▽

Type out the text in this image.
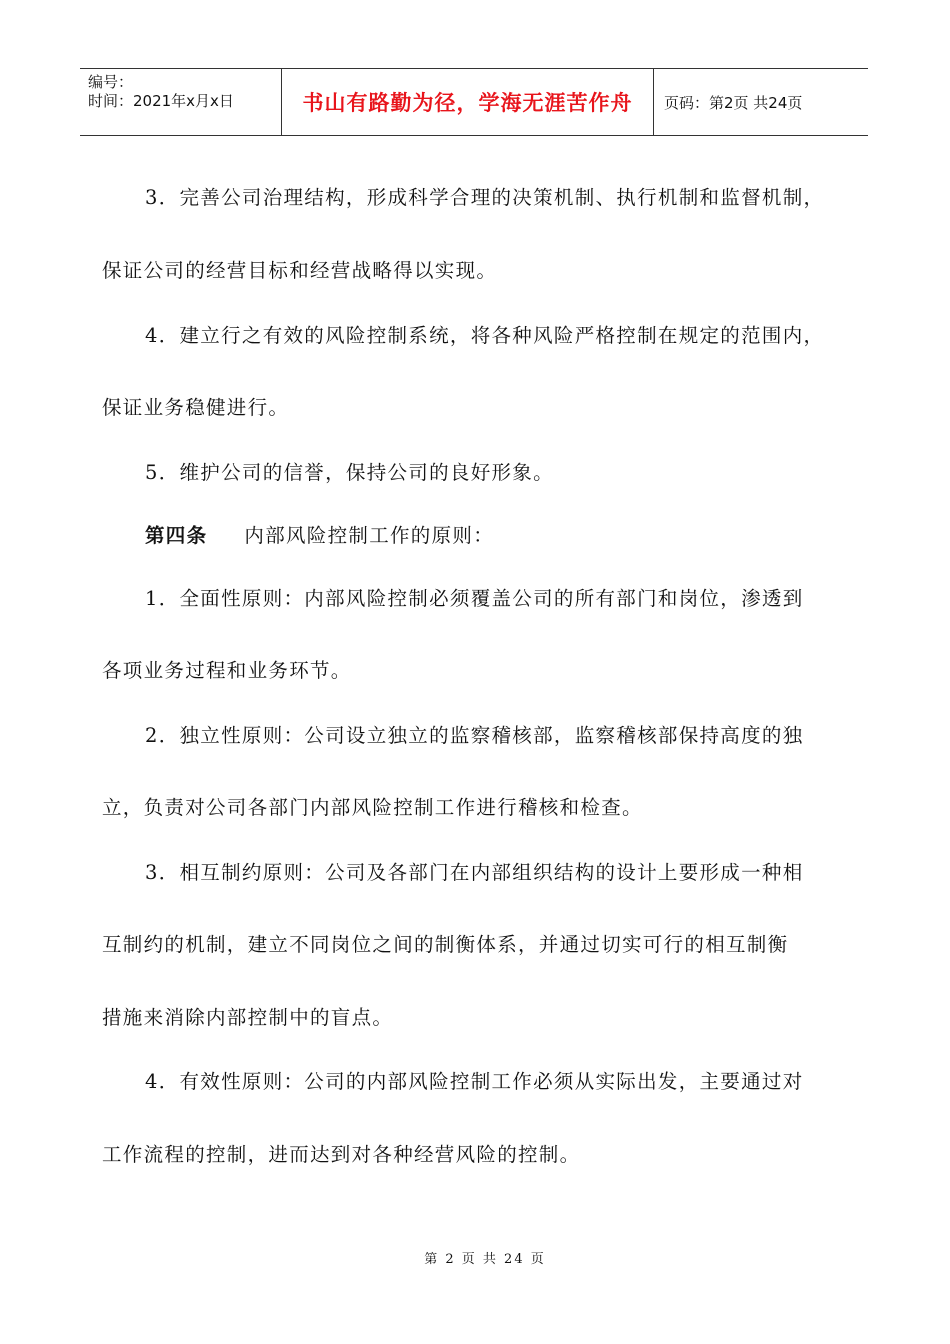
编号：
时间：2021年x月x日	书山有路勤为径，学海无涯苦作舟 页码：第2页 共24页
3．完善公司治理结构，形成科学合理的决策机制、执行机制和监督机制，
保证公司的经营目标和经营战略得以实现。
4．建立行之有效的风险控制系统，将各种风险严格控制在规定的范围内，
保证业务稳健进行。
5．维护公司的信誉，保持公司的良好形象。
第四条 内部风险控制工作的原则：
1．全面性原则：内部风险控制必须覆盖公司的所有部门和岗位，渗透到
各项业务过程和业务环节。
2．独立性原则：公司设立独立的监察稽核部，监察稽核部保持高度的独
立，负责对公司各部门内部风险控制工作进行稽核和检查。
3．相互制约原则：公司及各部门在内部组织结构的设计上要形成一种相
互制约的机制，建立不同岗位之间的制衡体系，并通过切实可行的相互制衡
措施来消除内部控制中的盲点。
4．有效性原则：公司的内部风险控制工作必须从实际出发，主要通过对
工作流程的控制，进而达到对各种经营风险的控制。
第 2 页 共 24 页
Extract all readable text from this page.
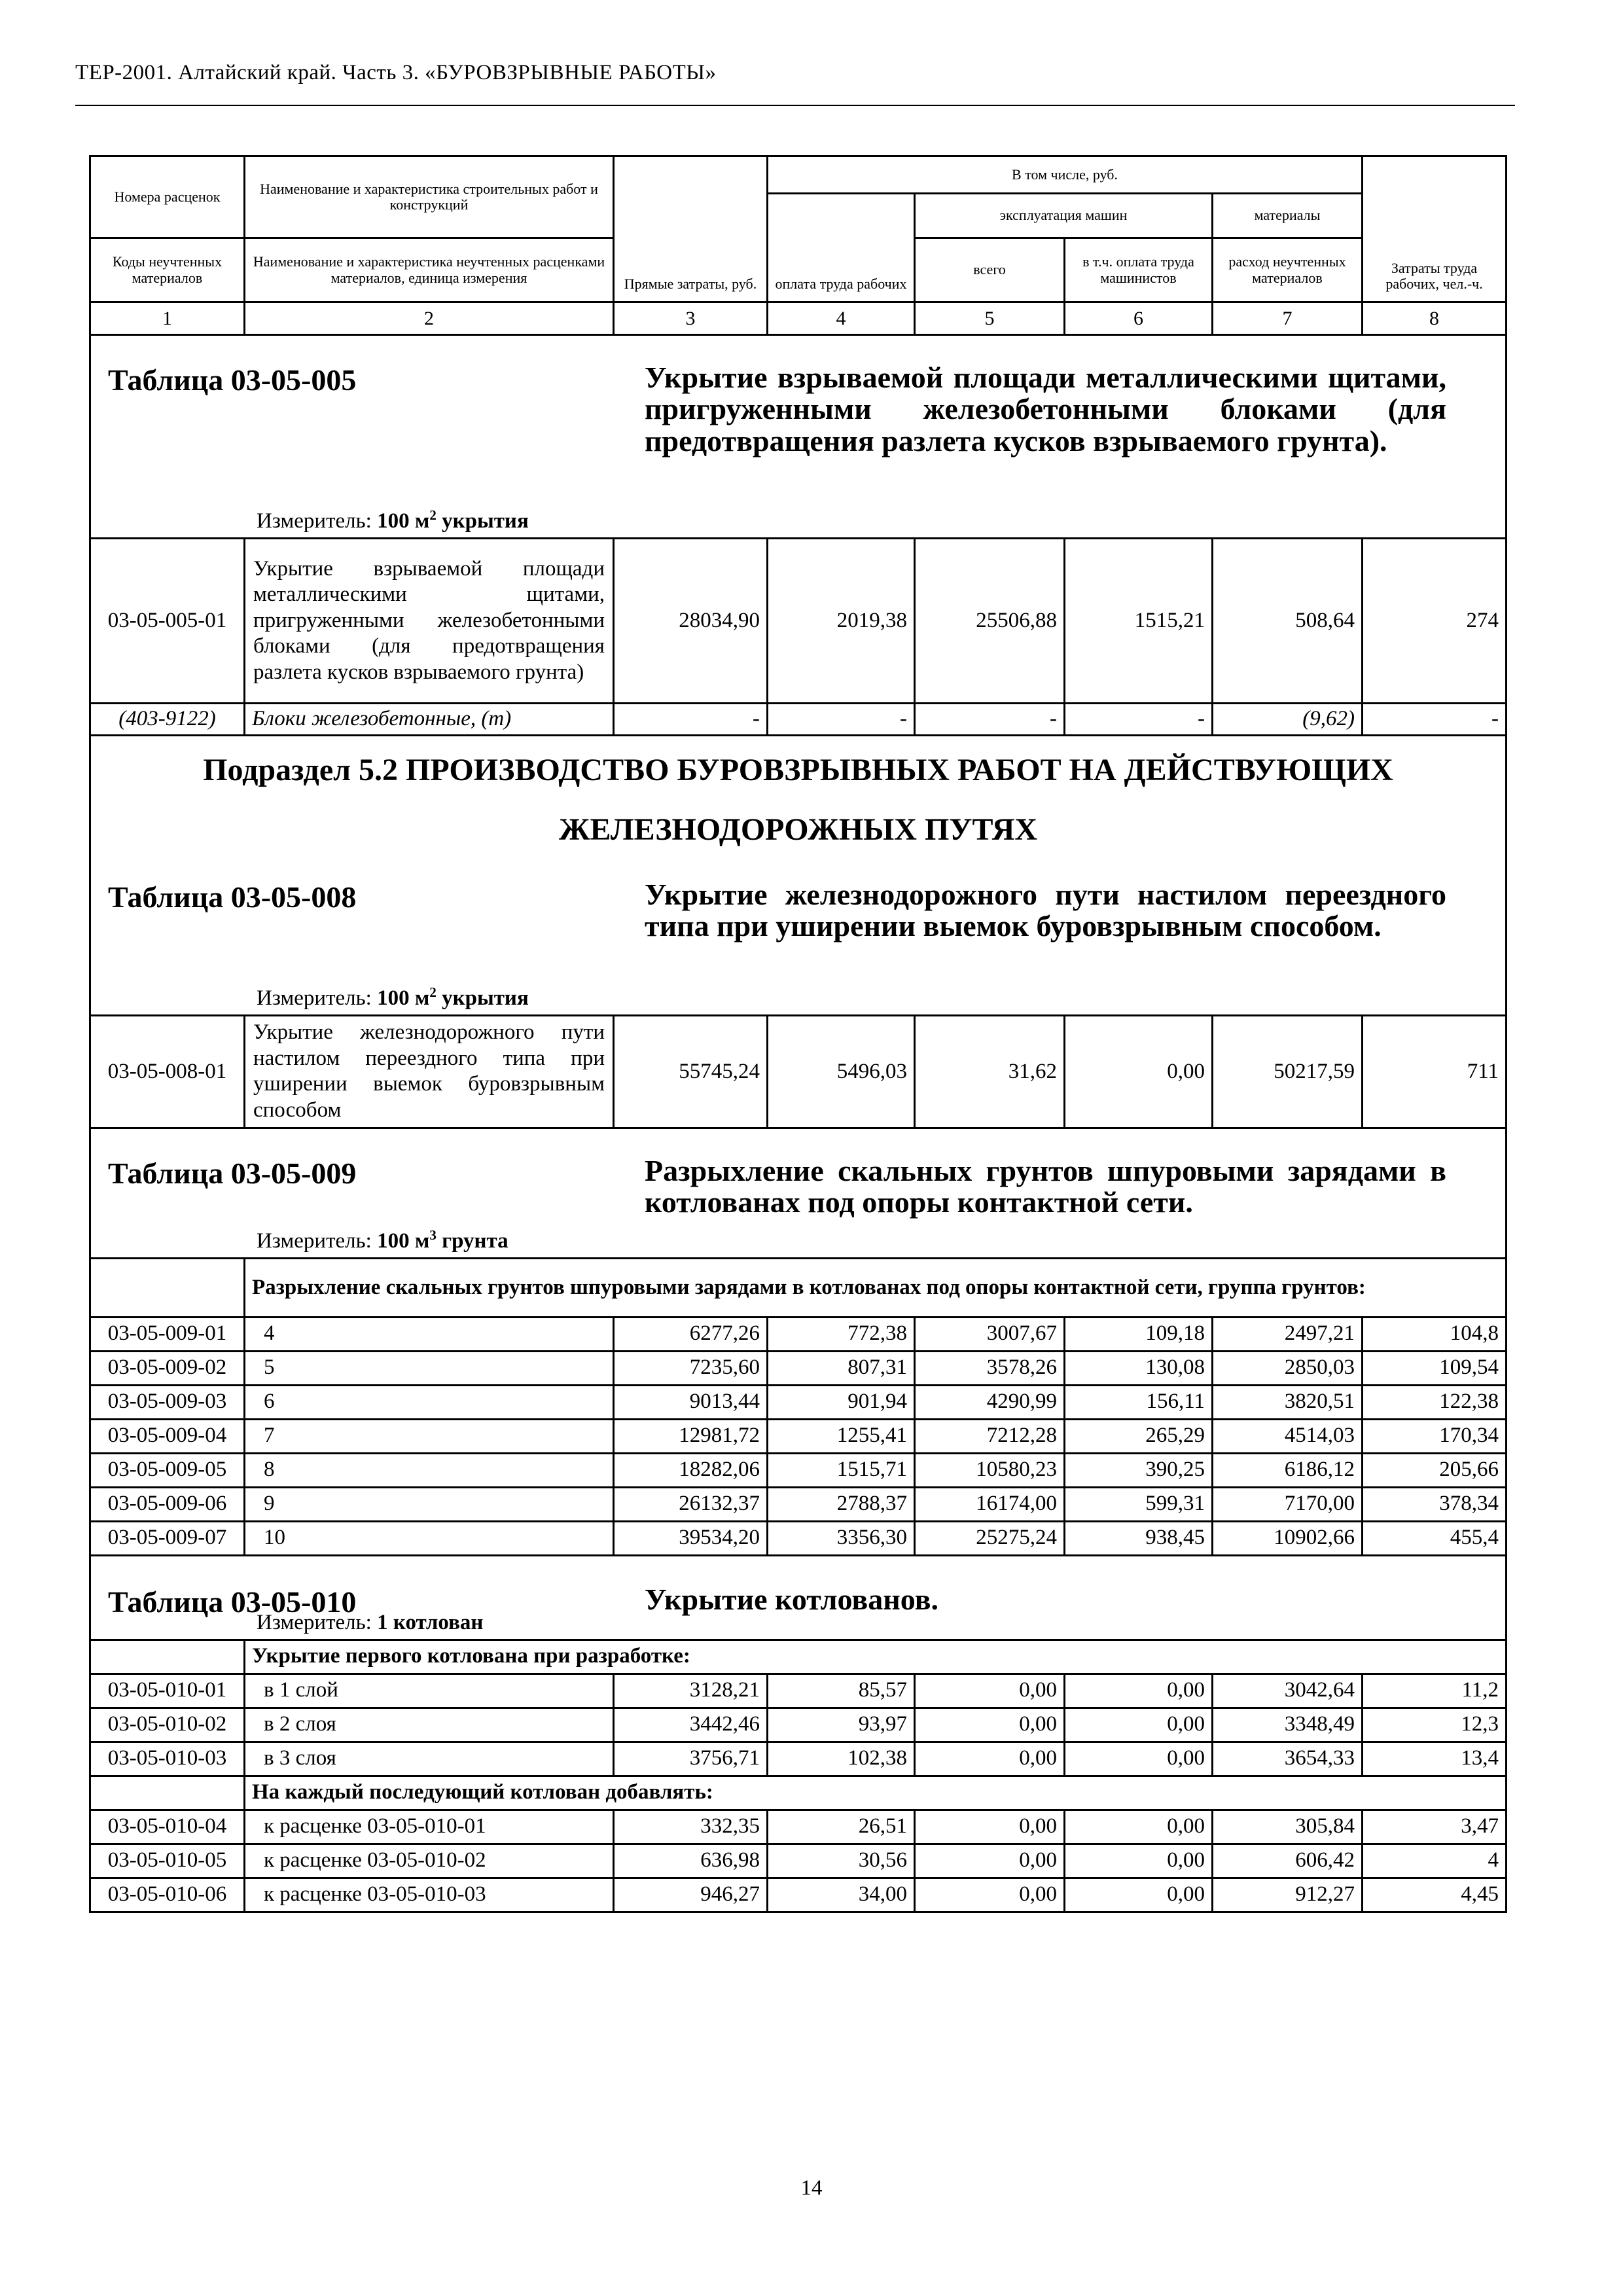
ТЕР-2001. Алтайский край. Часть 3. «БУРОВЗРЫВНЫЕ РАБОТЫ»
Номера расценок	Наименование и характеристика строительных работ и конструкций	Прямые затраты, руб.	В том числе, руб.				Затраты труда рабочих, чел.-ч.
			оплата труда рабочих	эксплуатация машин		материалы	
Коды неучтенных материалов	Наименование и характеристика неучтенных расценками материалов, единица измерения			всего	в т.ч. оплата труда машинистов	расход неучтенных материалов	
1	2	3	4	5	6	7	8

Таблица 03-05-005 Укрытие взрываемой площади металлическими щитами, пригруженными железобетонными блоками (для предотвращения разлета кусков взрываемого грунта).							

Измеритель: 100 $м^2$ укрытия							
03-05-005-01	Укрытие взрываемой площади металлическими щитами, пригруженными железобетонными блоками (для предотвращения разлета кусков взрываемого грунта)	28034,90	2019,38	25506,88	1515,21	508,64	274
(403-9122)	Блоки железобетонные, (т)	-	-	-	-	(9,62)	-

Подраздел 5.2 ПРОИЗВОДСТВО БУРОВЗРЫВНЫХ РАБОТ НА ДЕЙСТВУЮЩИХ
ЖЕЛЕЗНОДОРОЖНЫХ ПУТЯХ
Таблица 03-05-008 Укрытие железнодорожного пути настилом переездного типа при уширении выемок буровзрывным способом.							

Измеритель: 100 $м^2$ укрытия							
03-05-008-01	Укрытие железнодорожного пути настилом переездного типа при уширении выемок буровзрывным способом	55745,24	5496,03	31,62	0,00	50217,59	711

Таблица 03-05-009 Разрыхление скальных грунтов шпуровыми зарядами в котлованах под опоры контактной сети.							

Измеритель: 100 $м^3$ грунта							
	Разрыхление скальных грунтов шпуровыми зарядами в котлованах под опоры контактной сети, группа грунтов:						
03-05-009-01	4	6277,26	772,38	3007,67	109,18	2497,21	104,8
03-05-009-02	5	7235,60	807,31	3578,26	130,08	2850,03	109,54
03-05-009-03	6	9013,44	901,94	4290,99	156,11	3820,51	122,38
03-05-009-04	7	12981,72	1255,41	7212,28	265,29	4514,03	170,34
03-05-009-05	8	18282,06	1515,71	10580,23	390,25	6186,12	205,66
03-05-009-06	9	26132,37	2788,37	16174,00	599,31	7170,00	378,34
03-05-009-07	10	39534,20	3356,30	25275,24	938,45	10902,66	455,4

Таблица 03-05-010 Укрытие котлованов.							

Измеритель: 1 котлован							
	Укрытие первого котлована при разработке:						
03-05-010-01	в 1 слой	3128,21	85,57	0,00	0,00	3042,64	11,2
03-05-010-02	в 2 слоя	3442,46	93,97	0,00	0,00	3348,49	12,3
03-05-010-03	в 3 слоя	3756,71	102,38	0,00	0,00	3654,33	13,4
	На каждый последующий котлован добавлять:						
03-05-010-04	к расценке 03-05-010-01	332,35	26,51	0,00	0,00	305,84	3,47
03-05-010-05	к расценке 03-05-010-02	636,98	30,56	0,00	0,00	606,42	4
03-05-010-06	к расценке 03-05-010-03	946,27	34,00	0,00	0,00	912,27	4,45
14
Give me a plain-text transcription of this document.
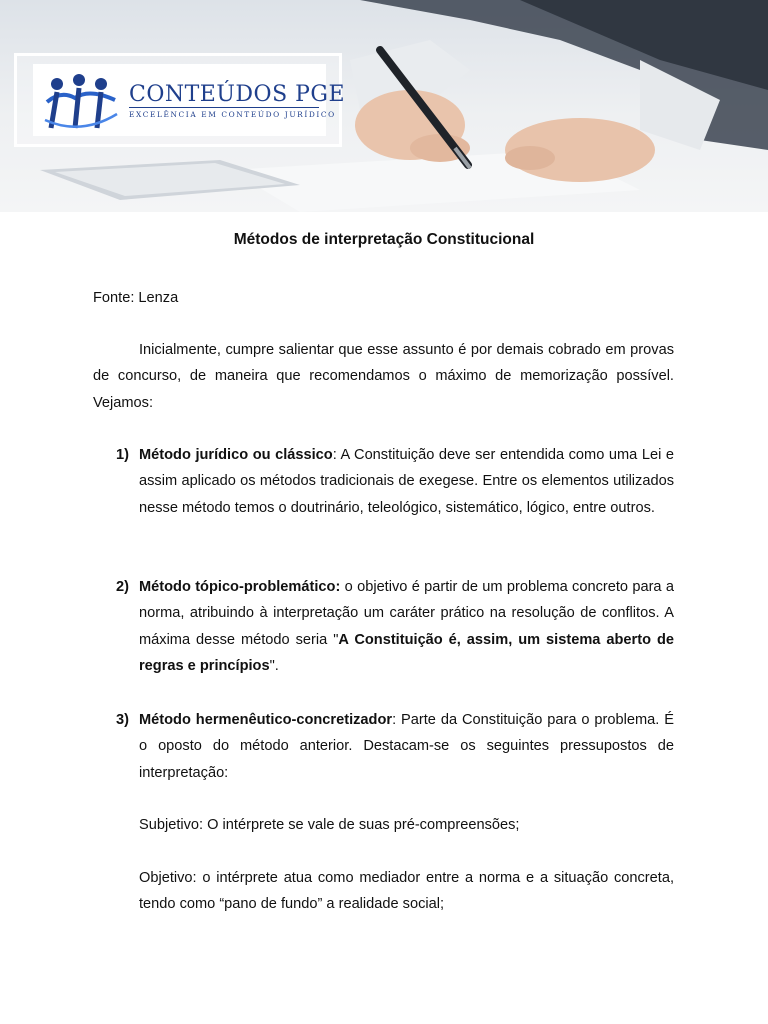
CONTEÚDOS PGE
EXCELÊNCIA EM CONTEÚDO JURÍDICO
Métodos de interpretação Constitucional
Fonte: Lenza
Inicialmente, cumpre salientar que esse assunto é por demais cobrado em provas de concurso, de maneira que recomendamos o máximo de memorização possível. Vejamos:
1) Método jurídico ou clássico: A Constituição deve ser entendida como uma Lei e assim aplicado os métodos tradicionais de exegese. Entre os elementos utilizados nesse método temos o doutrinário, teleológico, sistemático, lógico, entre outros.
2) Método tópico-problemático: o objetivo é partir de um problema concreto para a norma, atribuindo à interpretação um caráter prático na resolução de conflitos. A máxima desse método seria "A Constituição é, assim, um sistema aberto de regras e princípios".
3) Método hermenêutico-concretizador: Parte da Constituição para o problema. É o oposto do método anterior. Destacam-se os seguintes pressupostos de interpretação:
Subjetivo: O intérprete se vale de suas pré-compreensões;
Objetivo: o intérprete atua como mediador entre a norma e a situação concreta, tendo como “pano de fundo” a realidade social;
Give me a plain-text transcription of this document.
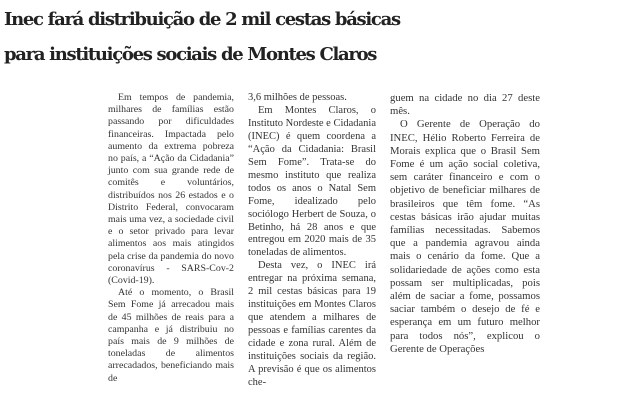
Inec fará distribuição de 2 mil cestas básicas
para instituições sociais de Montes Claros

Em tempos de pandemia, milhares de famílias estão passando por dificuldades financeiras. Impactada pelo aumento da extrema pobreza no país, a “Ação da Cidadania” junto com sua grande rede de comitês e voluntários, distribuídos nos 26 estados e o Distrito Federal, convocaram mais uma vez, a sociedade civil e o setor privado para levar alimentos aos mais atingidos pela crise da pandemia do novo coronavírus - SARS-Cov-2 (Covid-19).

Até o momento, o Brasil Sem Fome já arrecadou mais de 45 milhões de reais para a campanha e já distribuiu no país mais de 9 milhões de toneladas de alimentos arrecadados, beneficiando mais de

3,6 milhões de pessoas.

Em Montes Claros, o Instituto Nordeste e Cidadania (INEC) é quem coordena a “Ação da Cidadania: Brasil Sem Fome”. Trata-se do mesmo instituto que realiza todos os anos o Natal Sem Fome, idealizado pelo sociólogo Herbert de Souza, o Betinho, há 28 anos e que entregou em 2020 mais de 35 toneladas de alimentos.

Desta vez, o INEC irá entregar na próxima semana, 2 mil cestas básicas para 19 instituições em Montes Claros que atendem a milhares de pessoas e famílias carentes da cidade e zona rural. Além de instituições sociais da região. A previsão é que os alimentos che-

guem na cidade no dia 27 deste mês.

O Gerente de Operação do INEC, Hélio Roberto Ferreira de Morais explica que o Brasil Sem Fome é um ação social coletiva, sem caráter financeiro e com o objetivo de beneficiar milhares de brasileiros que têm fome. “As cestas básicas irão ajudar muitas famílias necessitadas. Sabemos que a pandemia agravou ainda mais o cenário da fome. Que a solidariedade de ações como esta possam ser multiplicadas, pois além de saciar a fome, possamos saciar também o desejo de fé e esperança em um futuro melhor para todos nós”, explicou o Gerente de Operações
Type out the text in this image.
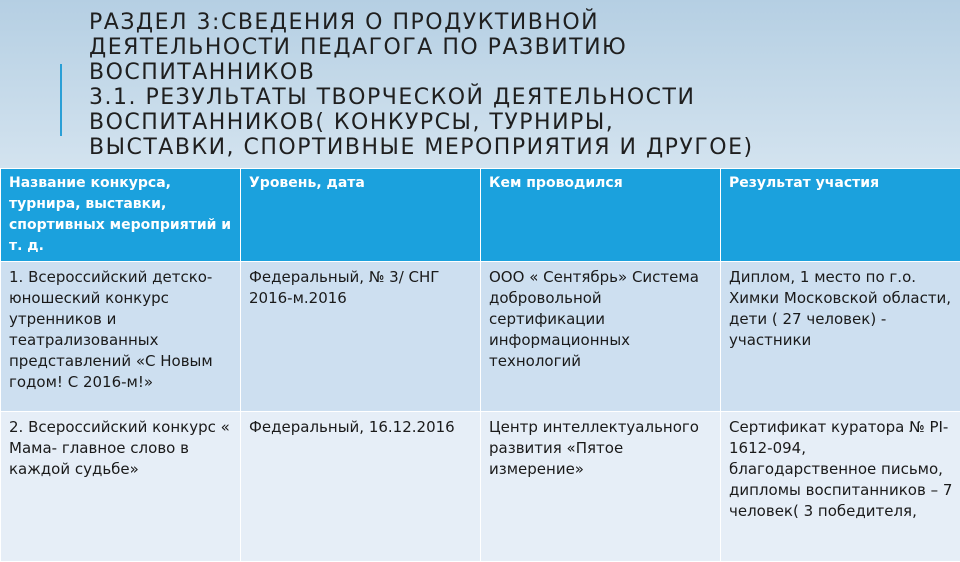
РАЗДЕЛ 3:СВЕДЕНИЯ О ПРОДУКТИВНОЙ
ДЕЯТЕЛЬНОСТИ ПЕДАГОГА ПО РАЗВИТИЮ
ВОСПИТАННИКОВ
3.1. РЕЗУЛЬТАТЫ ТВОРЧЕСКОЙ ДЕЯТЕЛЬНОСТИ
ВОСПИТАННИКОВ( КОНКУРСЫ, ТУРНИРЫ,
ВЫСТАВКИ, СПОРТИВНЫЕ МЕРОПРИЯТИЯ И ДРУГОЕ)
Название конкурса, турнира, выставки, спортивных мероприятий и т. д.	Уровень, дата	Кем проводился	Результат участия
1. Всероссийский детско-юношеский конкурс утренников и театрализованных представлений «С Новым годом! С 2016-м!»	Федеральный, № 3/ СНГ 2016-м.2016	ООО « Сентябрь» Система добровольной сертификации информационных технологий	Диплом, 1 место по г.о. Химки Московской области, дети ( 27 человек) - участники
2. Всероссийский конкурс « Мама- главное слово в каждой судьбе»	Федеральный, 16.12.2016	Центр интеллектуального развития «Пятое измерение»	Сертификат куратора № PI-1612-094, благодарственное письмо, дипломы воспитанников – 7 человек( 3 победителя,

△

▸ Exercise instructions: Search the entries for the word "Montes" and pick out every line that holds it.

▸ Completed task:
para instituições sociais de Montes Claros
Em Montes Claros, o Instituto Nordeste e Cidadania (INEC) é quem coordena a “Ação da Cidadania: Brasil Sem Fome”. Trata-se do mesmo instituto que realiza todos os anos o Natal Sem Fome, idealizado pelo sociólogo Herbert de Souza, o Betinho, há 28 anos e que entregou em 2020 mais de 35 toneladas de alimentos.
Desta vez, o INEC irá entregar na próxima semana, 2 mil cestas básicas para 19 instituições em Montes Claros que atendem a milhares de pessoas e famílias carentes da cidade e zona rural. Além de instituições sociais da região. A previsão é que os alimentos che-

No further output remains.